Copy each line of the data below with the word "Revenues".

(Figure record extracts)
===
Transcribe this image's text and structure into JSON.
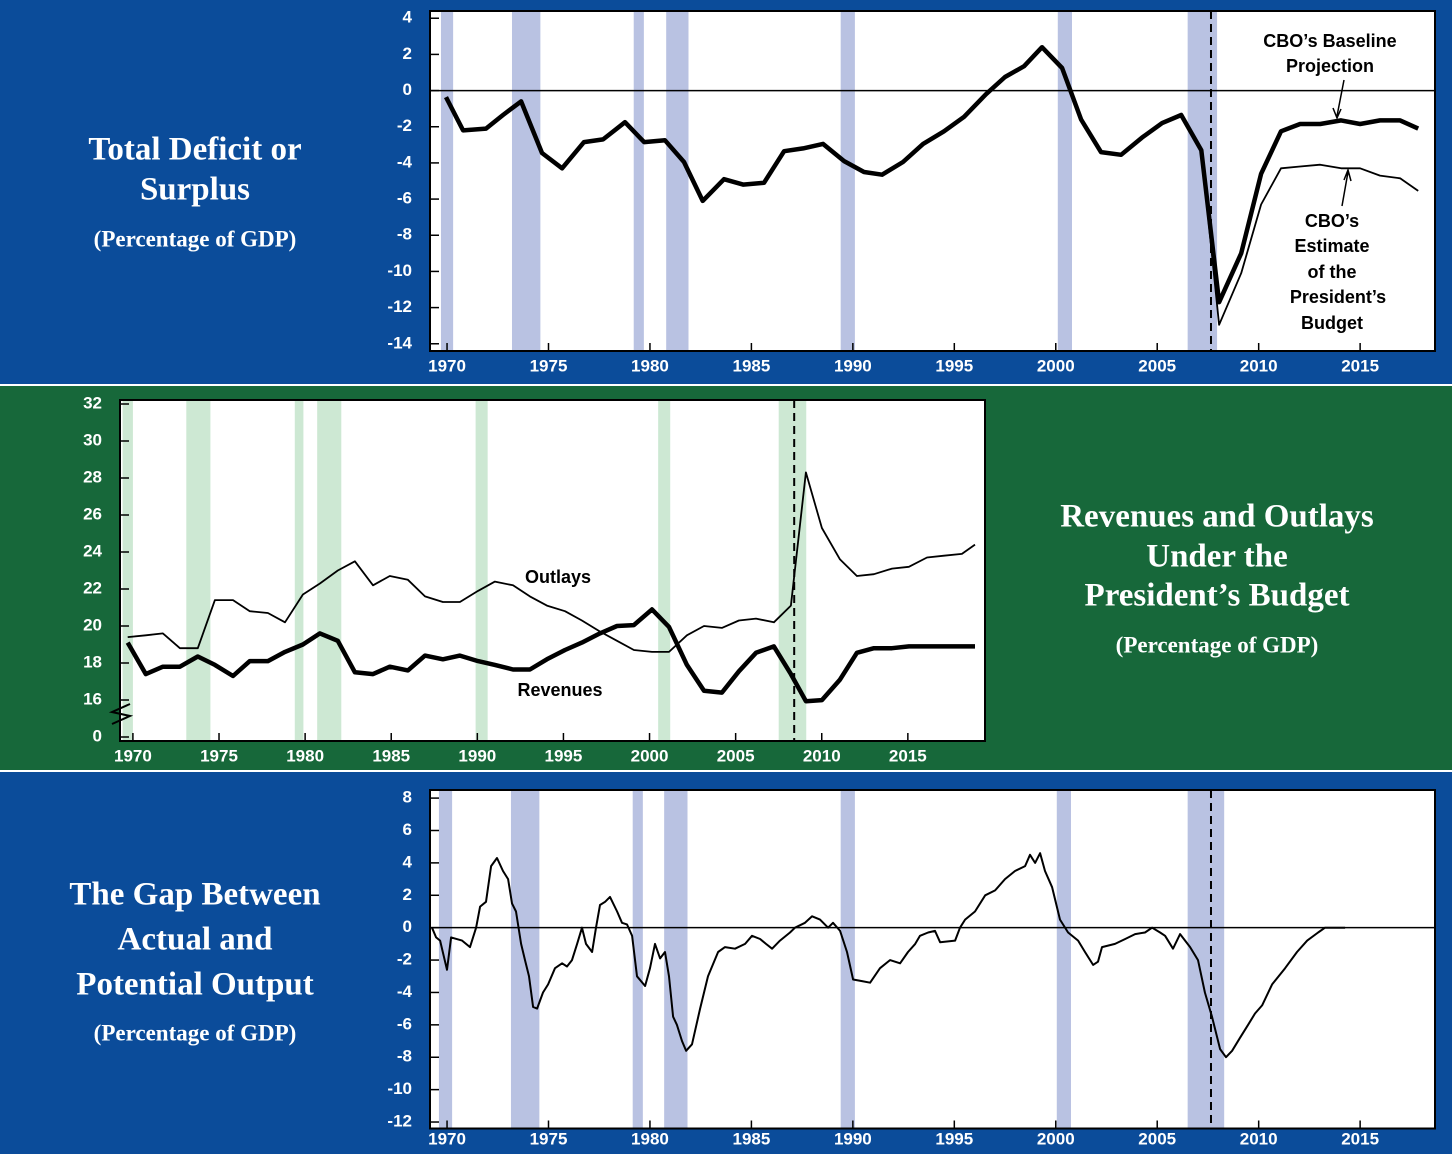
{
  "chart_data": [
    {
      "type": "line",
      "title": [
        "Total Deficit or",
        "Surplus"
      ],
      "subtitle": "(Percentage of GDP)",
      "annotations": [
        [
          "CBO’s Baseline",
          "Projection"
        ],
        [
          "CBO’s",
          "Estimate",
          "of the",
          "President’s",
          "Budget"
        ]
      ],
      "x": [
        1969.95,
        1970.79,
        1971.92,
        1972.76,
        1973.65,
        1974.68,
        1975.67,
        1976.75,
        1977.69,
        1978.77,
        1979.71,
        1980.74,
        1981.68,
        1982.6,
        1983.65,
        1984.59,
        1985.62,
        1986.61,
        1987.55,
        1988.53,
        1989.57,
        1990.55,
        1991.44,
        1992.47,
        1993.46,
        1994.49,
        1995.48,
        1996.56,
        1997.5,
        1998.44,
        1999.32,
        2000.31,
        2001.25,
        2002.23,
        2003.22,
        2004.25,
        2005.24,
        2006.18,
        2007.17,
        2008.05,
        2009.14,
        2010.12,
        2011.1,
        2012.04,
        2013.03,
        2014.06,
        2015.0,
        2015.98,
        2016.97,
        2017.86
      ],
      "series": [
        {
          "color": "#000000",
          "width": 4.5,
          "values": [
            -0.36,
            -2.2,
            -2.1,
            -1.35,
            -0.6,
            -3.45,
            -4.3,
            -2.85,
            -2.7,
            -1.75,
            -2.85,
            -2.75,
            -3.95,
            -6.1,
            -4.9,
            -5.2,
            -5.1,
            -3.35,
            -3.2,
            -2.95,
            -3.9,
            -4.5,
            -4.65,
            -3.95,
            -2.95,
            -2.25,
            -1.45,
            -0.2,
            0.75,
            1.35,
            2.4,
            1.25,
            -1.6,
            -3.4,
            -3.55,
            -2.6,
            -1.8,
            -1.35,
            -3.3,
            -11.7,
            -9.0,
            -4.6,
            -2.25,
            -1.85,
            -1.85,
            -1.65,
            -1.85,
            -1.65,
            -1.65,
            -2.1
          ]
        },
        {
          "color": "#000000",
          "width": 1.8,
          "values": [
            null,
            null,
            null,
            null,
            null,
            null,
            null,
            null,
            null,
            null,
            null,
            null,
            null,
            null,
            null,
            null,
            null,
            null,
            null,
            null,
            null,
            null,
            null,
            null,
            null,
            null,
            null,
            null,
            null,
            null,
            null,
            null,
            null,
            null,
            null,
            null,
            null,
            null,
            -3.3,
            -12.95,
            -10.1,
            -6.3,
            -4.3,
            -4.2,
            -4.1,
            -4.3,
            -4.3,
            -4.7,
            -4.85,
            -5.55
          ]
        }
      ],
      "xlim": [
        1969.16,
        2018.69
      ],
      "ylim": [
        -14.4,
        4.4
      ],
      "xticks": [
        1970,
        1975,
        1980,
        1985,
        1990,
        1995,
        2000,
        2005,
        2010,
        2015
      ],
      "yticks": [
        -14,
        -12,
        -10,
        -8,
        -6,
        -4,
        -2,
        0,
        2,
        4
      ],
      "recessions": [
        [
          1969.7,
          1970.3
        ],
        [
          1973.2,
          1974.6
        ],
        [
          1979.2,
          1979.7
        ],
        [
          1980.8,
          1981.9
        ],
        [
          1989.4,
          1990.1
        ],
        [
          2000.1,
          2000.8
        ],
        [
          2006.5,
          2007.95
        ]
      ],
      "vline": 2007.65,
      "zero_line": true,
      "recession_color": "#b9c2e2"
    },
    {
      "type": "line",
      "title": [
        "Revenues and Outlays",
        "Under the",
        "President’s Budget"
      ],
      "subtitle": "(Percentage of GDP)",
      "x": [
        1969.7,
        1970.75,
        1971.74,
        1972.73,
        1973.77,
        1974.76,
        1975.81,
        1976.79,
        1977.84,
        1978.83,
        1979.87,
        1980.86,
        1981.9,
        1982.89,
        1983.94,
        1984.92,
        1985.97,
        1986.96,
        1988.0,
        1988.99,
        1990.04,
        1991.02,
        1992.07,
        1993.05,
        1994.04,
        1995.09,
        1996.07,
        1997.12,
        1998.11,
        1999.09,
        2000.14,
        2001.13,
        2002.17,
        2003.16,
        2004.2,
        2005.19,
        2006.18,
        2007.22,
        2008.21,
        2009.08,
        2010.01,
        2011.06,
        2012.04,
        2013.03,
        2014.08,
        2015.06,
        2016.11,
        2017.1,
        2018.14,
        2018.9
      ],
      "series": [
        {
          "name": "Outlays",
          "color": "#000000",
          "width": 1.8,
          "values": [
            19.4,
            19.5,
            19.6,
            18.8,
            18.8,
            21.4,
            21.4,
            20.8,
            20.7,
            20.2,
            21.7,
            22.3,
            23.0,
            23.5,
            22.2,
            22.7,
            22.5,
            21.6,
            21.3,
            21.3,
            21.9,
            22.4,
            22.2,
            21.6,
            21.1,
            20.8,
            20.3,
            19.7,
            19.2,
            18.7,
            18.6,
            18.6,
            19.5,
            20.0,
            19.9,
            20.3,
            20.4,
            20.2,
            21.1,
            28.3,
            25.3,
            23.6,
            22.7,
            22.8,
            23.1,
            23.2,
            23.7,
            23.8,
            23.9,
            24.4
          ]
        },
        {
          "name": "Revenues",
          "color": "#000000",
          "width": 4.5,
          "values": [
            19.1,
            17.4,
            17.8,
            17.8,
            18.35,
            17.9,
            17.3,
            18.1,
            18.1,
            18.6,
            19.0,
            19.6,
            19.2,
            17.5,
            17.4,
            17.8,
            17.6,
            18.4,
            18.2,
            18.4,
            18.1,
            17.9,
            17.65,
            17.65,
            18.2,
            18.7,
            19.1,
            19.6,
            20.0,
            20.05,
            20.9,
            19.95,
            17.9,
            16.5,
            16.4,
            17.55,
            18.55,
            18.9,
            17.4,
            15.5,
            15.95,
            17.1,
            18.55,
            18.8,
            18.8,
            18.9,
            18.9,
            18.9,
            18.9,
            18.9
          ]
        }
      ],
      "xlim": [
        1969.25,
        2019.48
      ],
      "ylim": [
        0,
        32
      ],
      "axis_break": true,
      "xticks": [
        1970,
        1975,
        1980,
        1985,
        1990,
        1995,
        2000,
        2005,
        2010,
        2015
      ],
      "yticks": [
        0,
        16,
        18,
        20,
        22,
        24,
        26,
        28,
        30,
        32
      ],
      "recessions": [
        [
          1969.4,
          1970.0
        ],
        [
          1973.1,
          1974.5
        ],
        [
          1979.4,
          1979.9
        ],
        [
          1980.7,
          1982.1
        ],
        [
          1989.9,
          1990.6
        ],
        [
          2000.5,
          2001.2
        ],
        [
          2007.5,
          2009.1
        ]
      ],
      "vline": 2008.4,
      "zero_line": false,
      "recession_color": "#cde8d3"
    },
    {
      "type": "line",
      "title": [
        "The Gap Between",
        "Actual and",
        "Potential Output"
      ],
      "subtitle": "(Percentage of GDP)",
      "x": [
        1969.26,
        1969.46,
        1969.66,
        1970.0,
        1970.2,
        1970.74,
        1971.13,
        1971.43,
        1971.63,
        1971.92,
        1972.17,
        1972.46,
        1972.76,
        1973.01,
        1973.2,
        1973.4,
        1973.65,
        1973.84,
        1974.04,
        1974.24,
        1974.44,
        1974.73,
        1974.98,
        1975.32,
        1975.67,
        1975.91,
        1976.16,
        1976.41,
        1976.65,
        1976.85,
        1977.15,
        1977.34,
        1977.54,
        1977.79,
        1978.03,
        1978.38,
        1978.62,
        1978.87,
        1979.12,
        1979.36,
        1979.76,
        1980.0,
        1980.25,
        1980.5,
        1980.74,
        1980.94,
        1981.14,
        1981.33,
        1981.58,
        1981.78,
        1982.07,
        1982.47,
        1982.86,
        1983.36,
        1983.7,
        1984.19,
        1984.69,
        1985.03,
        1985.43,
        1985.72,
        1986.02,
        1986.41,
        1986.9,
        1987.15,
        1987.64,
        1987.99,
        1988.38,
        1988.78,
        1989.02,
        1989.37,
        1989.71,
        1990.01,
        1990.45,
        1990.85,
        1991.34,
        1991.83,
        1992.33,
        1992.72,
        1993.07,
        1993.31,
        1993.71,
        1994.05,
        1994.3,
        1995.04,
        1995.28,
        1995.53,
        1996.02,
        1996.52,
        1997.01,
        1997.5,
        1997.99,
        1998.49,
        1998.73,
        1998.98,
        1999.23,
        1999.47,
        1999.82,
        2000.21,
        2000.61,
        2001.1,
        2001.44,
        2001.84,
        2002.08,
        2002.28,
        2002.92,
        2003.42,
        2003.91,
        2004.4,
        2004.75,
        2005.14,
        2005.39,
        2005.78,
        2006.13,
        2006.62,
        2007.01,
        2007.35,
        2007.7,
        2008.1,
        2008.39,
        2008.69,
        2009.08,
        2009.48,
        2009.82,
        2010.17,
        2010.66,
        2011.3,
        2011.89,
        2012.39,
        2012.93,
        2013.27,
        2014.26
      ],
      "series": [
        {
          "color": "#000000",
          "width": 2,
          "values": [
            0,
            -0.6,
            -0.8,
            -2.6,
            -0.6,
            -0.8,
            -1.2,
            0,
            1.3,
            1.6,
            3.8,
            4.3,
            3.5,
            3.0,
            1.5,
            1.0,
            -1.0,
            -2.0,
            -3.0,
            -4.9,
            -5.0,
            -4.0,
            -3.5,
            -2.5,
            -2.2,
            -2.4,
            -2.0,
            -1.0,
            0,
            -1.0,
            -1.5,
            0,
            1.4,
            1.6,
            1.9,
            1.0,
            0.3,
            0.2,
            -0.5,
            -3.0,
            -3.6,
            -2.5,
            -1.0,
            -1.9,
            -1.5,
            -3.0,
            -5.5,
            -6.0,
            -7.0,
            -7.6,
            -7.2,
            -5.0,
            -3.0,
            -1.5,
            -1.2,
            -1.3,
            -1.0,
            -0.5,
            -0.7,
            -1.0,
            -1.3,
            -0.8,
            -0.3,
            0,
            0.3,
            0.7,
            0.5,
            0,
            0.3,
            -0.2,
            -1.5,
            -3.2,
            -3.3,
            -3.4,
            -2.5,
            -2.0,
            -2.2,
            -1.5,
            -1.0,
            -0.5,
            -0.3,
            -0.2,
            -0.9,
            -0.8,
            0,
            0.5,
            1.0,
            2.0,
            2.3,
            3.0,
            3.5,
            3.8,
            4.5,
            4.0,
            4.6,
            3.5,
            2.5,
            0.5,
            -0.3,
            -0.8,
            -1.5,
            -2.3,
            -2.1,
            -1.2,
            -1.0,
            -0.7,
            -0.4,
            -0.3,
            0,
            -0.3,
            -0.5,
            -1.3,
            -0.4,
            -1.2,
            -2.0,
            -4.0,
            -5.5,
            -7.5,
            -8.0,
            -7.6,
            -6.8,
            -6.0,
            -5.3,
            -4.8,
            -3.5,
            -2.5,
            -1.5,
            -0.8,
            -0.3,
            0,
            0
          ]
        }
      ],
      "xlim": [
        1969.16,
        2018.69
      ],
      "ylim": [
        -12.4,
        8.5
      ],
      "xticks": [
        1970,
        1975,
        1980,
        1985,
        1990,
        1995,
        2000,
        2005,
        2010,
        2015
      ],
      "yticks": [
        -12,
        -10,
        -8,
        -6,
        -4,
        -2,
        0,
        2,
        4,
        6,
        8
      ],
      "recessions": [
        [
          1969.6,
          1970.25
        ],
        [
          1973.15,
          1974.55
        ],
        [
          1979.15,
          1979.65
        ],
        [
          1980.7,
          1981.85
        ],
        [
          1989.4,
          1990.1
        ],
        [
          2000.05,
          2000.75
        ],
        [
          2006.5,
          2008.3
        ]
      ],
      "vline": 2007.65,
      "zero_line": true,
      "recession_color": "#b9c2e2"
    }
  ]
}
===
TASK RESULT:
        "Revenues and Outlays",
          "name": "Revenues",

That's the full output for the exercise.